Exercise brief » Retype the listing that follows, exactly as written.

--- Dataset rows ---

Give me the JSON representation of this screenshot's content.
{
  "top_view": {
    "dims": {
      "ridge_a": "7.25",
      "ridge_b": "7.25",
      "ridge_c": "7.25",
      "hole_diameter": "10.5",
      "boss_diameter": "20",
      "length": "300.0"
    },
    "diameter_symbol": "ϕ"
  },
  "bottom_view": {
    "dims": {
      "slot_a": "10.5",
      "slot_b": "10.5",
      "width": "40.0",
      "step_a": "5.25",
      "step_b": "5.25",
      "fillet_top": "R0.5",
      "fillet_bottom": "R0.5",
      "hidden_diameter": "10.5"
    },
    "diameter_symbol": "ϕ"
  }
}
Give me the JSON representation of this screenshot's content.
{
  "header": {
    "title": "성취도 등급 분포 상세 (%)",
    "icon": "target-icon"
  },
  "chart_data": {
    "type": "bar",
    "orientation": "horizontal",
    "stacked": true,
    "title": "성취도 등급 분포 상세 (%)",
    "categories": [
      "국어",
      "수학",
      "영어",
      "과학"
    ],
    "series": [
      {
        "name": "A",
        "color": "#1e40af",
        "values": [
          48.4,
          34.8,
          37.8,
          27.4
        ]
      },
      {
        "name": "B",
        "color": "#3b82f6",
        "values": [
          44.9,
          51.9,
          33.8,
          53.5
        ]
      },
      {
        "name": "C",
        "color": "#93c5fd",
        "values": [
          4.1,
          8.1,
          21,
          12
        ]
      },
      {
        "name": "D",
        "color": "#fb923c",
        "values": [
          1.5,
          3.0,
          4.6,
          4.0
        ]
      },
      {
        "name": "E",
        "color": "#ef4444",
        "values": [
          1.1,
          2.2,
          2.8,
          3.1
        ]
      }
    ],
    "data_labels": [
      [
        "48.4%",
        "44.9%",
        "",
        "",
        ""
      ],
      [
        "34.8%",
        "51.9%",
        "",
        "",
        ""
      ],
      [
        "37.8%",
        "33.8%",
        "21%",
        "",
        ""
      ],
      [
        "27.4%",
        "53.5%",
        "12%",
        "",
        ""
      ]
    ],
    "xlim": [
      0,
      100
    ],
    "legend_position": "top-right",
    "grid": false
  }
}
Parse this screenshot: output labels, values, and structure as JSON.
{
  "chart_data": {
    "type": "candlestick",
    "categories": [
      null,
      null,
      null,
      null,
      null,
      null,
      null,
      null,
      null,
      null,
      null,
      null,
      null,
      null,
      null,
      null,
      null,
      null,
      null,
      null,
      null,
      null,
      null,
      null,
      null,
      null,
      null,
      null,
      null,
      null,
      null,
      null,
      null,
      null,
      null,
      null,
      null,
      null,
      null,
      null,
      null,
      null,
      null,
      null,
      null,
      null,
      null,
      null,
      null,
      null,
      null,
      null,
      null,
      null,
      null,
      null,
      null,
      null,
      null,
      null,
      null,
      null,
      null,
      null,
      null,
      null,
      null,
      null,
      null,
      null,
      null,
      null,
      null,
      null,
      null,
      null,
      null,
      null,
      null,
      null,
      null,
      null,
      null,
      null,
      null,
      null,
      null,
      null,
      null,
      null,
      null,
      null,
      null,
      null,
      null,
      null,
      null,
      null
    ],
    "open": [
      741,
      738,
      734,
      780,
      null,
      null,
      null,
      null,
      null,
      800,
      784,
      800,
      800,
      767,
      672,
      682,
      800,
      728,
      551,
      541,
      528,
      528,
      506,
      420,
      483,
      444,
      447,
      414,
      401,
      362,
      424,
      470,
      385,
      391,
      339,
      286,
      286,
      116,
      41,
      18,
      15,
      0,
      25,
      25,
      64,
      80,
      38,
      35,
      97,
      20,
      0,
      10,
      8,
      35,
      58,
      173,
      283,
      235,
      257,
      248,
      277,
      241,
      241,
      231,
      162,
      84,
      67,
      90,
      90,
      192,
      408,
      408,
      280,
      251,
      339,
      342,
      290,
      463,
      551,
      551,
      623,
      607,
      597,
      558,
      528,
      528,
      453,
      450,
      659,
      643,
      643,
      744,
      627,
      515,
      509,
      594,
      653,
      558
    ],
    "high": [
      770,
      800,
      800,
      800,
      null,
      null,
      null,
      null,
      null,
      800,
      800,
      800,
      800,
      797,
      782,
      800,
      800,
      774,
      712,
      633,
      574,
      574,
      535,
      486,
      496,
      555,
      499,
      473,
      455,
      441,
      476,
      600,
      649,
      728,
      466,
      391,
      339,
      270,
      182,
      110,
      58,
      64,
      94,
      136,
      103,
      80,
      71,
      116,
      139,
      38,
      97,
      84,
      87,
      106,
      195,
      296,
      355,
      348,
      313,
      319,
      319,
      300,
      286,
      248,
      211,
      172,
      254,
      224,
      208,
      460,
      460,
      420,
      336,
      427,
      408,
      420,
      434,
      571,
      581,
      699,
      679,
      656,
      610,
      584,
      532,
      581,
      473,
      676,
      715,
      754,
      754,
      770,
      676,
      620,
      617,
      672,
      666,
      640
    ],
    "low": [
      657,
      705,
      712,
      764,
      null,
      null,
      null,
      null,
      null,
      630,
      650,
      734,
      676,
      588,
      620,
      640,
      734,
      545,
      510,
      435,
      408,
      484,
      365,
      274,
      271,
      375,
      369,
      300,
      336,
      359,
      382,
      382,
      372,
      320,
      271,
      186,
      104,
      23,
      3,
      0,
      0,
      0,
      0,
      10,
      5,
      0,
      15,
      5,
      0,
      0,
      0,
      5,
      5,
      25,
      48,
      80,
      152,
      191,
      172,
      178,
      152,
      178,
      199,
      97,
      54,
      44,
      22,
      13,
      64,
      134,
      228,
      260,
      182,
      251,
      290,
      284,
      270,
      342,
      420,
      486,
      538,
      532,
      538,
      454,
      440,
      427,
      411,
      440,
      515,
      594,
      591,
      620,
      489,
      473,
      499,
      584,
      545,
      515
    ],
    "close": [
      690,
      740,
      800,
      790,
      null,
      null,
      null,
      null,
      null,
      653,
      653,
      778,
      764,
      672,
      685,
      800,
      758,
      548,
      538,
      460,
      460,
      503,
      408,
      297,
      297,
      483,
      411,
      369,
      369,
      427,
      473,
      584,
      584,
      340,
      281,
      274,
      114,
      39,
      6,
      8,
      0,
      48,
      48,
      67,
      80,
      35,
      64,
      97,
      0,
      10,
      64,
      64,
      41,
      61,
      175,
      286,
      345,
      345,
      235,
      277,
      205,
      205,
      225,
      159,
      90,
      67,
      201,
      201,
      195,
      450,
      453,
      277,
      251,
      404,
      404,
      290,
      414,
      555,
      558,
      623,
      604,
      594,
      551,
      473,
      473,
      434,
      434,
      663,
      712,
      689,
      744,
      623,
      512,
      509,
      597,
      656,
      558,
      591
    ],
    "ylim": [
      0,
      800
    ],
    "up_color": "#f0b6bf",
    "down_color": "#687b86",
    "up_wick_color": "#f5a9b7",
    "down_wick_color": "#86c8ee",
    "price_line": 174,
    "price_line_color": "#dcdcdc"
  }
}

---

Final result »
Give me the JSON representation of this screenshot's content.
{
  "top_view": {
    "dims": {
      "ridge_a": "7.25",
      "ridge_b": "7.25",
      "ridge_c": "7.25",
      "hole_diameter": "10.5",
      "boss_diameter": "20",
      "length": "300.0"
    },
    "diameter_symbol": "ϕ"
  },
  "bottom_view": {
    "dims": {
      "slot_a": "10.5",
      "slot_b": "10.5",
      "width": "40.0",
      "step_a": "5.25",
      "step_b": "5.25",
      "fillet_top": "R0.5",
      "fillet_bottom": "R0.5",
      "hidden_diameter": "10.5"
    },
    "diameter_symbol": "ϕ"
  }
}
Give me the JSON representation of this screenshot's content.
{
  "header": {
    "title": "성취도 등급 분포 상세 (%)",
    "icon": "target-icon"
  },
  "chart_data": {
    "type": "bar",
    "orientation": "horizontal",
    "stacked": true,
    "title": "성취도 등급 분포 상세 (%)",
    "categories": [
      "국어",
      "수학",
      "영어",
      "과학"
    ],
    "series": [
      {
        "name": "A",
        "color": "#1e40af",
        "values": [
          48.4,
          34.8,
          37.8,
          27.4
        ]
      },
      {
        "name": "B",
        "color": "#3b82f6",
        "values": [
          44.9,
          51.9,
          33.8,
          53.5
        ]
      },
      {
        "name": "C",
        "color": "#93c5fd",
        "values": [
          4.1,
          8.1,
          21,
          12
        ]
      },
      {
        "name": "D",
        "color": "#fb923c",
        "values": [
          1.5,
          3.0,
          4.6,
          4.0
        ]
      },
      {
        "name": "E",
        "color": "#ef4444",
        "values": [
          1.1,
          2.2,
          2.8,
          3.1
        ]
      }
    ],
    "data_labels": [
      [
        "48.4%",
        "44.9%",
        "",
        "",
        ""
      ],
      [
        "34.8%",
        "51.9%",
        "",
        "",
        ""
      ],
      [
        "37.8%",
        "33.8%",
        "21%",
        "",
        ""
      ],
      [
        "27.4%",
        "53.5%",
        "12%",
        "",
        ""
      ]
    ],
    "xlim": [
      0,
      100
    ],
    "legend_position": "top-right",
    "grid": false
  }
}
Parse this screenshot: output labels, values, and structure as JSON.
{
  "chart_data": {
    "type": "candlestick",
    "categories": [
      null,
      null,
      null,
      null,
      null,
      null,
      null,
      null,
      null,
      null,
      null,
      null,
      null,
      null,
      null,
      null,
      null,
      null,
      null,
      null,
      null,
      null,
      null,
      null,
      null,
      null,
      null,
      null,
      null,
      null,
      null,
      null,
      null,
      null,
      null,
      null,
      null,
      null,
      null,
      null,
      null,
      null,
      null,
      null,
      null,
      null,
      null,
      null,
      null,
      null,
      null,
      null,
      null,
      null,
      null,
      null,
      null,
      null,
      null,
      null,
      null,
      null,
      null,
      null,
      null,
      null,
      null,
      null,
      null,
      null,
      null,
      null,
      null,
      null,
      null,
      null,
      null,
      null,
      null,
      null,
      null,
      null,
      null,
      null,
      null,
      null,
      null,
      null,
      null,
      null,
      null,
      null,
      null,
      null,
      null,
      null,
      null,
      null
    ],
    "open": [
      741,
      738,
      734,
      780,
      null,
      null,
      null,
      null,
      null,
      800,
      784,
      800,
      800,
      767,
      672,
      682,
      800,
      728,
      551,
      541,
      528,
      528,
      506,
      420,
      483,
      444,
      447,
      414,
      401,
      362,
      424,
      470,
      385,
      391,
      339,
      286,
      286,
      116,
      41,
      18,
      15,
      0,
      25,
      25,
      64,
      80,
      38,
      35,
      97,
      20,
      0,
      10,
      8,
      35,
      58,
      173,
      283,
      235,
      257,
      248,
      277,
      241,
      241,
      231,
      162,
      84,
      67,
      90,
      90,
      192,
      408,
      408,
      280,
      251,
      339,
      342,
      290,
      463,
      551,
      551,
      623,
      607,
      597,
      558,
      528,
      528,
      453,
      450,
      659,
      643,
      643,
      744,
      627,
      515,
      509,
      594,
      653,
      558
    ],
    "high": [
      770,
      800,
      800,
      800,
      null,
      null,
      null,
      null,
      null,
      800,
      800,
      800,
      800,
      797,
      782,
      800,
      800,
      774,
      712,
      633,
      574,
      574,
      535,
      486,
      496,
      555,
      499,
      473,
      455,
      441,
      476,
      600,
      649,
      728,
      466,
      391,
      339,
      270,
      182,
      110,
      58,
      64,
      94,
      136,
      103,
      80,
      71,
      116,
      139,
      38,
      97,
      84,
      87,
      106,
      195,
      296,
      355,
      348,
      313,
      319,
      319,
      300,
      286,
      248,
      211,
      172,
      254,
      224,
      208,
      460,
      460,
      420,
      336,
      427,
      408,
      420,
      434,
      571,
      581,
      699,
      679,
      656,
      610,
      584,
      532,
      581,
      473,
      676,
      715,
      754,
      754,
      770,
      676,
      620,
      617,
      672,
      666,
      640
    ],
    "low": [
      657,
      705,
      712,
      764,
      null,
      null,
      null,
      null,
      null,
      630,
      650,
      734,
      676,
      588,
      620,
      640,
      734,
      545,
      510,
      435,
      408,
      484,
      365,
      274,
      271,
      375,
      369,
      300,
      336,
      359,
      382,
      382,
      372,
      320,
      271,
      186,
      104,
      23,
      3,
      0,
      0,
      0,
      0,
      10,
      5,
      0,
      15,
      5,
      0,
      0,
      0,
      5,
      5,
      25,
      48,
      80,
      152,
      191,
      172,
      178,
      152,
      178,
      199,
      97,
      54,
      44,
      22,
      13,
      64,
      134,
      228,
      260,
      182,
      251,
      290,
      284,
      270,
      342,
      420,
      486,
      538,
      532,
      538,
      454,
      440,
      427,
      411,
      440,
      515,
      594,
      591,
      620,
      489,
      473,
      499,
      584,
      545,
      515
    ],
    "close": [
      690,
      740,
      800,
      790,
      null,
      null,
      null,
      null,
      null,
      653,
      653,
      778,
      764,
      672,
      685,
      800,
      758,
      548,
      538,
      460,
      460,
      503,
      408,
      297,
      297,
      483,
      411,
      369,
      369,
      427,
      473,
      584,
      584,
      340,
      281,
      274,
      114,
      39,
      6,
      8,
      0,
      48,
      48,
      67,
      80,
      35,
      64,
      97,
      0,
      10,
      64,
      64,
      41,
      61,
      175,
      286,
      345,
      345,
      235,
      277,
      205,
      205,
      225,
      159,
      90,
      67,
      201,
      201,
      195,
      450,
      453,
      277,
      251,
      404,
      404,
      290,
      414,
      555,
      558,
      623,
      604,
      594,
      551,
      473,
      473,
      434,
      434,
      663,
      712,
      689,
      744,
      623,
      512,
      509,
      597,
      656,
      558,
      591
    ],
    "ylim": [
      0,
      800
    ],
    "up_color": "#f0b6bf",
    "down_color": "#687b86",
    "up_wick_color": "#f5a9b7",
    "down_wick_color": "#86c8ee",
    "price_line": 174,
    "price_line_color": "#dcdcdc"
  }
}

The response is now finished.